§ **GIVEN INSTRUCTION**
Print all the records exactly, please.

Data records:
****

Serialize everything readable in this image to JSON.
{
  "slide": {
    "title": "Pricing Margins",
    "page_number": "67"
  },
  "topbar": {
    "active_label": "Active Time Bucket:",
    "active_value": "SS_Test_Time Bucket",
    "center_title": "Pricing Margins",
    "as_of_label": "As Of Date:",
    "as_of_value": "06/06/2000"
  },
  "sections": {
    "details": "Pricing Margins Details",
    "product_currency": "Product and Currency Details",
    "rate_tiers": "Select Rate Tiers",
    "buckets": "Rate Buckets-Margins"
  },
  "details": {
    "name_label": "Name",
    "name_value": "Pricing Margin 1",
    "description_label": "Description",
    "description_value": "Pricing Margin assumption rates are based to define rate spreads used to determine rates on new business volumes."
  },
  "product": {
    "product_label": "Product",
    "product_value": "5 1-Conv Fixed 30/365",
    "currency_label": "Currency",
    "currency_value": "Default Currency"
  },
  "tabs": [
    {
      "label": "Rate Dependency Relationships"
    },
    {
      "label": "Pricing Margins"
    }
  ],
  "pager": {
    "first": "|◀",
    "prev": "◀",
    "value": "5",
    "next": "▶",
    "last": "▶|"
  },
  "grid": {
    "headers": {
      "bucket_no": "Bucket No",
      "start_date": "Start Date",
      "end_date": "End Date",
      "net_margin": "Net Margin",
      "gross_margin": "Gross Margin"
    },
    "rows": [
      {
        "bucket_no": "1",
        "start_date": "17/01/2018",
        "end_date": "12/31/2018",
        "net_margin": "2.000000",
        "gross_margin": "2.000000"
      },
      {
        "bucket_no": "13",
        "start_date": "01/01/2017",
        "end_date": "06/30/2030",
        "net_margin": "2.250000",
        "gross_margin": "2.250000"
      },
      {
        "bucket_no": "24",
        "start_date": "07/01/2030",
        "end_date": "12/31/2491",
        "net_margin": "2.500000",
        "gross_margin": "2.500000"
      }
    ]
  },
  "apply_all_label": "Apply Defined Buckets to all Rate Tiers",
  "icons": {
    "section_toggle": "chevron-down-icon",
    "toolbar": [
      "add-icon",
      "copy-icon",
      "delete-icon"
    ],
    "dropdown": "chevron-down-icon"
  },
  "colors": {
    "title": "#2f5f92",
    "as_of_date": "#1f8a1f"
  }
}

****

§ **ANSWER TO THE PROBLEM**
Serialize everything readable in this image to JSON.
{
  "slide": {
    "title": "Pricing Margins",
    "page_number": "67"
  },
  "topbar": {
    "active_label": "Active Time Bucket:",
    "active_value": "SS_Test_Time Bucket",
    "center_title": "Pricing Margins",
    "as_of_label": "As Of Date:",
    "as_of_value": "06/06/2000"
  },
  "sections": {
    "details": "Pricing Margins Details",
    "product_currency": "Product and Currency Details",
    "rate_tiers": "Select Rate Tiers",
    "buckets": "Rate Buckets-Margins"
  },
  "details": {
    "name_label": "Name",
    "name_value": "Pricing Margin 1",
    "description_label": "Description",
    "description_value": "Pricing Margin assumption rates are based to define rate spreads used to determine rates on new business volumes."
  },
  "product": {
    "product_label": "Product",
    "product_value": "5 1-Conv Fixed 30/365",
    "currency_label": "Currency",
    "currency_value": "Default Currency"
  },
  "tabs": [
    {
      "label": "Rate Dependency Relationships"
    },
    {
      "label": "Pricing Margins"
    }
  ],
  "pager": {
    "first": "|◀",
    "prev": "◀",
    "value": "5",
    "next": "▶",
    "last": "▶|"
  },
  "grid": {
    "headers": {
      "bucket_no": "Bucket No",
      "start_date": "Start Date",
      "end_date": "End Date",
      "net_margin": "Net Margin",
      "gross_margin": "Gross Margin"
    },
    "rows": [
      {
        "bucket_no": "1",
        "start_date": "17/01/2018",
        "end_date": "12/31/2018",
        "net_margin": "2.000000",
        "gross_margin": "2.000000"
      },
      {
        "bucket_no": "13",
        "start_date": "01/01/2017",
        "end_date": "06/30/2030",
        "net_margin": "2.250000",
        "gross_margin": "2.250000"
      },
      {
        "bucket_no": "24",
        "start_date": "07/01/2030",
        "end_date": "12/31/2491",
        "net_margin": "2.500000",
        "gross_margin": "2.500000"
      }
    ]
  },
  "apply_all_label": "Apply Defined Buckets to all Rate Tiers",
  "icons": {
    "section_toggle": "chevron-down-icon",
    "toolbar": [
      "add-icon",
      "copy-icon",
      "delete-icon"
    ],
    "dropdown": "chevron-down-icon"
  },
  "colors": {
    "title": "#2f5f92",
    "as_of_date": "#1f8a1f"
  }
}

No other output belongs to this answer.